[DATA PROVIDED]
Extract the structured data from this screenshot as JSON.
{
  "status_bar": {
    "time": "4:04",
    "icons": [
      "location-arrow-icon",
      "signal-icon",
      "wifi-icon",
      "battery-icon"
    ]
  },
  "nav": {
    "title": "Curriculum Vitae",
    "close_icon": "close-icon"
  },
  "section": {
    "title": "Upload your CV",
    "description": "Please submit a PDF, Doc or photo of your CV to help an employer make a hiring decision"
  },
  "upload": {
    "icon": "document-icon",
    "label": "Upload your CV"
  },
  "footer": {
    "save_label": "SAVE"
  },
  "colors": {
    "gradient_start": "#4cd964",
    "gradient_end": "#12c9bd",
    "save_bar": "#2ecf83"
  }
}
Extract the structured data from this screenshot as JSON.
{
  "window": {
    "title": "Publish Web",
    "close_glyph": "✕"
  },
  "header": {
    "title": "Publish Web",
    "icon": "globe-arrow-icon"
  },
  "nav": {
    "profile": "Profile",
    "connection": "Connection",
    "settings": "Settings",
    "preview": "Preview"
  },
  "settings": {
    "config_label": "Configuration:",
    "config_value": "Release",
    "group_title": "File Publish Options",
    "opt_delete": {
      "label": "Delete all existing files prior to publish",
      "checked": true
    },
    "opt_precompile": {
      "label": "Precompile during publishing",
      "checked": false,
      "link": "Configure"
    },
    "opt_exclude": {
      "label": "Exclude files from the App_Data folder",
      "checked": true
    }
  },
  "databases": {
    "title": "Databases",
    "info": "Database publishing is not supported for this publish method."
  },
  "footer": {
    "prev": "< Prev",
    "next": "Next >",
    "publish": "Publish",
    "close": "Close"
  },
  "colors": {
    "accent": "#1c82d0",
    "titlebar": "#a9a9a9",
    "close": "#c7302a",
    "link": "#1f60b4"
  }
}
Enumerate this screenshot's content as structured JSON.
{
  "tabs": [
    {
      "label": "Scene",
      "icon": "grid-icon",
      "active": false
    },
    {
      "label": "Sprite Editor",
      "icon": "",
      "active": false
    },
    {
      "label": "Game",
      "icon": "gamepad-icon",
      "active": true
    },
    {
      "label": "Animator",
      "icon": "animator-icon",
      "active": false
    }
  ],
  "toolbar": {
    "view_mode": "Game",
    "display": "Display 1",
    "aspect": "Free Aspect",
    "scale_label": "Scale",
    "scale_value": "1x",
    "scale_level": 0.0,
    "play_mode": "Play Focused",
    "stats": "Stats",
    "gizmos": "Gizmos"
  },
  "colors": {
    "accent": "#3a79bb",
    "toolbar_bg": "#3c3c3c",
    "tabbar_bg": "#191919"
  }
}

[WORK TO DO]
Return, from the data, each line that has the word "arrow" in it.

[TASK RESPONSE]
      "location-arrow-icon",
    "icon": "globe-arrow-icon"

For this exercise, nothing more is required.